_Task brief_
Extract each line of the records below that contains the word "nPeak".

Rows from a figure dataset
** begin **
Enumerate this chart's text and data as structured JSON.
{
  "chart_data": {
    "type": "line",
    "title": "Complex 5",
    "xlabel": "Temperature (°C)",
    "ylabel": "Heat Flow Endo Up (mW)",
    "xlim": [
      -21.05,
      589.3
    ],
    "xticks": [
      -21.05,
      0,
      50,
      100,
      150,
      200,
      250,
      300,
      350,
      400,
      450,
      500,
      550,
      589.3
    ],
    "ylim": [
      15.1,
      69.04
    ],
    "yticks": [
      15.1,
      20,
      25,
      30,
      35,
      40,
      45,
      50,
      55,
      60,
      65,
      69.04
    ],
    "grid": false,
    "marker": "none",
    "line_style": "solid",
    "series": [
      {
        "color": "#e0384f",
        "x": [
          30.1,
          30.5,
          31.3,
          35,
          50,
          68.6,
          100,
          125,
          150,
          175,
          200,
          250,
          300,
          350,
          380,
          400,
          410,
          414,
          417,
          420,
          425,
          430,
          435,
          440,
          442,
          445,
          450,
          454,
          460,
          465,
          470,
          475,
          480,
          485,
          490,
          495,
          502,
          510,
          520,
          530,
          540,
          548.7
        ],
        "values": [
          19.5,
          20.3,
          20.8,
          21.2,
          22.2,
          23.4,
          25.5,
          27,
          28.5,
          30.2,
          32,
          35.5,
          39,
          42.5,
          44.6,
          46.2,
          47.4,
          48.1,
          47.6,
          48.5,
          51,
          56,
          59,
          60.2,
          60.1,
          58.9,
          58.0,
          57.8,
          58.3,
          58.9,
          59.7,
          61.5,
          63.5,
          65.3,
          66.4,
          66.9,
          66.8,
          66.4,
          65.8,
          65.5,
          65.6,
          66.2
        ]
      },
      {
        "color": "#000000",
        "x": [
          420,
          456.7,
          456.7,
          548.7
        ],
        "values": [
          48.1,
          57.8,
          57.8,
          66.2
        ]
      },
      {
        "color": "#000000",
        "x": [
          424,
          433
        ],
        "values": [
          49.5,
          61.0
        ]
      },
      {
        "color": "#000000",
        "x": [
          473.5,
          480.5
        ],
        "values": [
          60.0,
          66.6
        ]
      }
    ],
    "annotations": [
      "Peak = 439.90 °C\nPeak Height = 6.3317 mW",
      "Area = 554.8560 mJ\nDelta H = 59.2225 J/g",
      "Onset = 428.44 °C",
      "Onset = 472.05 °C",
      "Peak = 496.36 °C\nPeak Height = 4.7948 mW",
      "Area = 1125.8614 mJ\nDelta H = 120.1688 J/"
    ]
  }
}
** end **
_Problem solution_
      "Peak = 439.90 °C\nPeak Height = 6.3317 mW",
      "Peak = 496.36 °C\nPeak Height = 4.7948 mW",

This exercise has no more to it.